▶ Input data:
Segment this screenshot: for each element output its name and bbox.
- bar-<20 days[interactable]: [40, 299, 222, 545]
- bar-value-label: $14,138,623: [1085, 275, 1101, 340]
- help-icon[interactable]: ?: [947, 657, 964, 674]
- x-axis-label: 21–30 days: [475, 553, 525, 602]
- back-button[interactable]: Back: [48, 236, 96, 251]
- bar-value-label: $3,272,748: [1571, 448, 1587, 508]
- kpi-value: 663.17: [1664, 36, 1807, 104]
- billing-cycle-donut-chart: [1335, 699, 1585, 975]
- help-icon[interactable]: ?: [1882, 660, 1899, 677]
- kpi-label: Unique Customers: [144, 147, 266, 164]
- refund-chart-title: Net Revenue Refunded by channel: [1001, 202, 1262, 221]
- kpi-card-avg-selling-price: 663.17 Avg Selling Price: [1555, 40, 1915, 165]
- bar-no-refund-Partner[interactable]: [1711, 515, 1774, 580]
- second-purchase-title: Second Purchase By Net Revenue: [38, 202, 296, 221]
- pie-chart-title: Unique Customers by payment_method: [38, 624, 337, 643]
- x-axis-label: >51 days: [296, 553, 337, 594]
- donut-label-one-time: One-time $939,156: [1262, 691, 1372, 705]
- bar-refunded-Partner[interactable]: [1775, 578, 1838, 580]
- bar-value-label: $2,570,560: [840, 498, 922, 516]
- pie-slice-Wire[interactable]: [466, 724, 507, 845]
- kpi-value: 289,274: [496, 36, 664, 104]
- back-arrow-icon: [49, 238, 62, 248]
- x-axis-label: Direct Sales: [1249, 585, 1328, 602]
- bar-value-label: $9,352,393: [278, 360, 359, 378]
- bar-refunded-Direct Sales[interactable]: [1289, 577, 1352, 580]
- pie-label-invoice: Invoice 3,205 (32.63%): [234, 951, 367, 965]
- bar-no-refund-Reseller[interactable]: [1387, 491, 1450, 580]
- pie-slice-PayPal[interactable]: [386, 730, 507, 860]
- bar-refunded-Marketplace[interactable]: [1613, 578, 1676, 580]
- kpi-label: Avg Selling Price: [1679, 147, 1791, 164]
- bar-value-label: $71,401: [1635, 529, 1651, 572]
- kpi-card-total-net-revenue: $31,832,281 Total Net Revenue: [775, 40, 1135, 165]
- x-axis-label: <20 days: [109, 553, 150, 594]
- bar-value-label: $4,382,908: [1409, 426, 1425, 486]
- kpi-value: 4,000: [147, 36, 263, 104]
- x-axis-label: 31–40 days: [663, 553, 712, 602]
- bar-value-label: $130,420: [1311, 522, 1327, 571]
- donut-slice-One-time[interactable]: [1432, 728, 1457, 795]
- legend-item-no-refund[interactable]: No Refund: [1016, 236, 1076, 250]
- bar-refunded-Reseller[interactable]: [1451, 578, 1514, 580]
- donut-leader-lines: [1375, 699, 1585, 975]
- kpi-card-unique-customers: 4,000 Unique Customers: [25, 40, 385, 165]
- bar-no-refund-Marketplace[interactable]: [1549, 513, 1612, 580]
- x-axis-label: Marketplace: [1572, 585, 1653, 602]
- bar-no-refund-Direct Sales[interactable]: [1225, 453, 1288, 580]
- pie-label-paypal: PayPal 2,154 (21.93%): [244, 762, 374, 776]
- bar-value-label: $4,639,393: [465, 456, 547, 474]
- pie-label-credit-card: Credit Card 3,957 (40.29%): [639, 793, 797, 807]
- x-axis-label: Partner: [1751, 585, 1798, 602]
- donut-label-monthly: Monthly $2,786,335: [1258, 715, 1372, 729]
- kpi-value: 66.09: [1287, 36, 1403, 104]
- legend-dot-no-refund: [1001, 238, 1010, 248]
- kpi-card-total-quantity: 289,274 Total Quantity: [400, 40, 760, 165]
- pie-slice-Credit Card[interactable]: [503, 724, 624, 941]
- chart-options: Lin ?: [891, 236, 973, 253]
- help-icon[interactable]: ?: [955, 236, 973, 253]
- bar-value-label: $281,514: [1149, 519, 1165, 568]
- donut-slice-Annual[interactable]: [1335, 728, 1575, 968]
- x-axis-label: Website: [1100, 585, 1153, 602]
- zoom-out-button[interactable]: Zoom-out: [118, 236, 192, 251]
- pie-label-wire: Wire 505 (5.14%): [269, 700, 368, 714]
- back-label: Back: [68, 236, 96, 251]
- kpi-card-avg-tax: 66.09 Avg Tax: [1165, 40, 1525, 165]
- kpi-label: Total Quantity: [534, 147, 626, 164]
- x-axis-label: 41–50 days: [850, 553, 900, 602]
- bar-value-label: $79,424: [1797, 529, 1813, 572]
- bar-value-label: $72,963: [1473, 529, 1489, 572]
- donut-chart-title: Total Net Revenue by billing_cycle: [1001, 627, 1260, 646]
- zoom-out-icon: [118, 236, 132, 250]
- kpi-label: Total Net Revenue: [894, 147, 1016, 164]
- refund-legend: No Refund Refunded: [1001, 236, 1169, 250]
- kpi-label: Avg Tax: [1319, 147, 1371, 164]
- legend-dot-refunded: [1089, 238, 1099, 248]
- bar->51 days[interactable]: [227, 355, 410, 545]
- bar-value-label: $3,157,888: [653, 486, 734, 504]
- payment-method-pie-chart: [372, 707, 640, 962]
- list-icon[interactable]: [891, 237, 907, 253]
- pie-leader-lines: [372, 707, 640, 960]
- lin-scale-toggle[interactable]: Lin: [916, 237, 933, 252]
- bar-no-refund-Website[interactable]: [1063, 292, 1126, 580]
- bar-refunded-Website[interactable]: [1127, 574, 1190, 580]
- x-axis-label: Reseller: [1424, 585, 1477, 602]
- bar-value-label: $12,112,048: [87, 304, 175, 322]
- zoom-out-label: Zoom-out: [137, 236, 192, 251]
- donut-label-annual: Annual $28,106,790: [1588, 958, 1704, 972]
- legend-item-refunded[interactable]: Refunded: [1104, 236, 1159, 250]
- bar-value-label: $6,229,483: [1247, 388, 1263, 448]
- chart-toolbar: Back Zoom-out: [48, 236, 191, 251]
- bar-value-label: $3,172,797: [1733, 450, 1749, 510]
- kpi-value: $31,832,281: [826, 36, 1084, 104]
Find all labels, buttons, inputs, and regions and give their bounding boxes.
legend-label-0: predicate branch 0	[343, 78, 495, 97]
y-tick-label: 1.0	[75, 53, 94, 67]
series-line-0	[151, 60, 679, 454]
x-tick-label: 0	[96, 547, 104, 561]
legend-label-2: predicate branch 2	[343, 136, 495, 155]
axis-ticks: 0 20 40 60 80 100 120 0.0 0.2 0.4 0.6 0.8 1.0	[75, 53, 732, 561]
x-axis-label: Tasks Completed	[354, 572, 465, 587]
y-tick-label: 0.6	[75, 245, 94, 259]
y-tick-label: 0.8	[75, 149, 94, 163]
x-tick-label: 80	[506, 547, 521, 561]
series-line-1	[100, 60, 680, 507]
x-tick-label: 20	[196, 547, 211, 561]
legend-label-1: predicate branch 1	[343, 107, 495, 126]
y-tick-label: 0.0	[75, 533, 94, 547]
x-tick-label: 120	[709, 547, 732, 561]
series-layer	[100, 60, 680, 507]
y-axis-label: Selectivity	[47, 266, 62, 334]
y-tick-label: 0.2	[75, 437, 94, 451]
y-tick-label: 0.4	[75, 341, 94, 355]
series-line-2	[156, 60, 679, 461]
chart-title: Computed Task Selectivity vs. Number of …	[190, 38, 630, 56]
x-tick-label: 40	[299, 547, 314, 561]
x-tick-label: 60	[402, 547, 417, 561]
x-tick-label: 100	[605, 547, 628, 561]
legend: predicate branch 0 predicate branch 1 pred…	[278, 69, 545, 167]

▶ Your instructions: Rewrite all the rows above, replacing every "x-axis-label" with "horizontal-axis-label" and leaving everything else unchanged.

▶ Answer to the problem:
Segment this screenshot: for each element output its name and bbox.
- bar-<20 days[interactable]: [40, 299, 222, 545]
- bar-value-label: $14,138,623: [1085, 275, 1101, 340]
- help-icon[interactable]: ?: [947, 657, 964, 674]
- horizontal-axis-label: 21–30 days: [475, 553, 525, 602]
- back-button[interactable]: Back: [48, 236, 96, 251]
- bar-value-label: $3,272,748: [1571, 448, 1587, 508]
- kpi-value: 663.17: [1664, 36, 1807, 104]
- billing-cycle-donut-chart: [1335, 699, 1585, 975]
- help-icon[interactable]: ?: [1882, 660, 1899, 677]
- kpi-label: Unique Customers: [144, 147, 266, 164]
- refund-chart-title: Net Revenue Refunded by channel: [1001, 202, 1262, 221]
- kpi-card-avg-selling-price: 663.17 Avg Selling Price: [1555, 40, 1915, 165]
- bar-no-refund-Partner[interactable]: [1711, 515, 1774, 580]
- second-purchase-title: Second Purchase By Net Revenue: [38, 202, 296, 221]
- pie-chart-title: Unique Customers by payment_method: [38, 624, 337, 643]
- horizontal-axis-label: >51 days: [296, 553, 337, 594]
- donut-label-one-time: One-time $939,156: [1262, 691, 1372, 705]
- bar-refunded-Partner[interactable]: [1775, 578, 1838, 580]
- bar-value-label: $2,570,560: [840, 498, 922, 516]
- pie-slice-Wire[interactable]: [466, 724, 507, 845]
- kpi-value: 289,274: [496, 36, 664, 104]
- back-arrow-icon: [49, 238, 62, 248]
- horizontal-axis-label: Direct Sales: [1249, 585, 1328, 602]
- bar-value-label: $9,352,393: [278, 360, 359, 378]
- bar-refunded-Direct Sales[interactable]: [1289, 577, 1352, 580]
- pie-label-invoice: Invoice 3,205 (32.63%): [234, 951, 367, 965]
- bar-no-refund-Reseller[interactable]: [1387, 491, 1450, 580]
- pie-slice-PayPal[interactable]: [386, 730, 507, 860]
- bar-refunded-Marketplace[interactable]: [1613, 578, 1676, 580]
- kpi-label: Avg Selling Price: [1679, 147, 1791, 164]
- bar-value-label: $71,401: [1635, 529, 1651, 572]
- kpi-card-total-net-revenue: $31,832,281 Total Net Revenue: [775, 40, 1135, 165]
- horizontal-axis-label: <20 days: [109, 553, 150, 594]
- bar-value-label: $4,382,908: [1409, 426, 1425, 486]
- kpi-value: 4,000: [147, 36, 263, 104]
- horizontal-axis-label: 31–40 days: [663, 553, 712, 602]
- bar-value-label: $130,420: [1311, 522, 1327, 571]
- donut-slice-One-time[interactable]: [1432, 728, 1457, 795]
- legend-item-no-refund[interactable]: No Refund: [1016, 236, 1076, 250]
- bar-refunded-Reseller[interactable]: [1451, 578, 1514, 580]
- donut-leader-lines: [1375, 699, 1585, 975]
- kpi-card-unique-customers: 4,000 Unique Customers: [25, 40, 385, 165]
- bar-no-refund-Marketplace[interactable]: [1549, 513, 1612, 580]
- horizontal-axis-label: Marketplace: [1572, 585, 1653, 602]
- bar-no-refund-Direct Sales[interactable]: [1225, 453, 1288, 580]
- pie-label-paypal: PayPal 2,154 (21.93%): [244, 762, 374, 776]
- bar-value-label: $4,639,393: [465, 456, 547, 474]
- pie-label-credit-card: Credit Card 3,957 (40.29%): [639, 793, 797, 807]
- horizontal-axis-label: Partner: [1751, 585, 1798, 602]
- donut-label-monthly: Monthly $2,786,335: [1258, 715, 1372, 729]
- kpi-value: 66.09: [1287, 36, 1403, 104]
- legend-dot-no-refund: [1001, 238, 1010, 248]
- kpi-card-total-quantity: 289,274 Total Quantity: [400, 40, 760, 165]
- pie-slice-Credit Card[interactable]: [503, 724, 624, 941]
- chart-options: Lin ?: [891, 236, 973, 253]
- help-icon[interactable]: ?: [955, 236, 973, 253]
- bar-value-label: $281,514: [1149, 519, 1165, 568]
- donut-slice-Annual[interactable]: [1335, 728, 1575, 968]
- horizontal-axis-label: Website: [1100, 585, 1153, 602]
- zoom-out-button[interactable]: Zoom-out: [118, 236, 192, 251]
- pie-label-wire: Wire 505 (5.14%): [269, 700, 368, 714]
- back-label: Back: [68, 236, 96, 251]
- kpi-card-avg-tax: 66.09 Avg Tax: [1165, 40, 1525, 165]
- kpi-label: Total Quantity: [534, 147, 626, 164]
- horizontal-axis-label: 41–50 days: [850, 553, 900, 602]
- bar-value-label: $79,424: [1797, 529, 1813, 572]
- bar-value-label: $72,963: [1473, 529, 1489, 572]
- donut-chart-title: Total Net Revenue by billing_cycle: [1001, 627, 1260, 646]
- zoom-out-icon: [118, 236, 132, 250]
- kpi-label: Total Net Revenue: [894, 147, 1016, 164]
- refund-legend: No Refund Refunded: [1001, 236, 1169, 250]
- kpi-label: Avg Tax: [1319, 147, 1371, 164]
- legend-dot-refunded: [1089, 238, 1099, 248]
- bar->51 days[interactable]: [227, 355, 410, 545]
- bar-value-label: $3,157,888: [653, 486, 734, 504]
- payment-method-pie-chart: [372, 707, 640, 962]
- list-icon[interactable]: [891, 237, 907, 253]
- pie-leader-lines: [372, 707, 640, 960]
- lin-scale-toggle[interactable]: Lin: [916, 237, 933, 252]
- bar-no-refund-Website[interactable]: [1063, 292, 1126, 580]
- bar-refunded-Website[interactable]: [1127, 574, 1190, 580]
- horizontal-axis-label: Reseller: [1424, 585, 1477, 602]
- bar-value-label: $12,112,048: [87, 304, 175, 322]
- zoom-out-label: Zoom-out: [137, 236, 192, 251]
- donut-label-annual: Annual $28,106,790: [1588, 958, 1704, 972]
- legend-item-refunded[interactable]: Refunded: [1104, 236, 1159, 250]
- bar-value-label: $6,229,483: [1247, 388, 1263, 448]
- chart-toolbar: Back Zoom-out: [48, 236, 191, 251]
- bar-value-label: $3,172,797: [1733, 450, 1749, 510]
- kpi-value: $31,832,281: [826, 36, 1084, 104]
Find all labels, buttons, inputs, and regions and give their bounding boxes.
legend-label-0: predicate branch 0	[343, 78, 495, 97]
y-tick-label: 1.0	[75, 53, 94, 67]
series-line-0	[151, 60, 679, 454]
x-tick-label: 0	[96, 547, 104, 561]
legend-label-2: predicate branch 2	[343, 136, 495, 155]
axis-ticks: 0 20 40 60 80 100 120 0.0 0.2 0.4 0.6 0.8 1.0	[75, 53, 732, 561]
horizontal-axis-label: Tasks Completed	[354, 572, 465, 587]
y-tick-label: 0.6	[75, 245, 94, 259]
y-tick-label: 0.8	[75, 149, 94, 163]
x-tick-label: 80	[506, 547, 521, 561]
series-line-1	[100, 60, 680, 507]
x-tick-label: 20	[196, 547, 211, 561]
legend-label-1: predicate branch 1	[343, 107, 495, 126]
y-tick-label: 0.0	[75, 533, 94, 547]
x-tick-label: 120	[709, 547, 732, 561]
series-layer	[100, 60, 680, 507]
y-axis-label: Selectivity	[47, 266, 62, 334]
y-tick-label: 0.2	[75, 437, 94, 451]
y-tick-label: 0.4	[75, 341, 94, 355]
series-line-2	[156, 60, 679, 461]
chart-title: Computed Task Selectivity vs. Number of …	[190, 38, 630, 56]
x-tick-label: 40	[299, 547, 314, 561]
x-tick-label: 60	[402, 547, 417, 561]
x-tick-label: 100	[605, 547, 628, 561]
legend: predicate branch 0 predicate branch 1 pred…	[278, 69, 545, 167]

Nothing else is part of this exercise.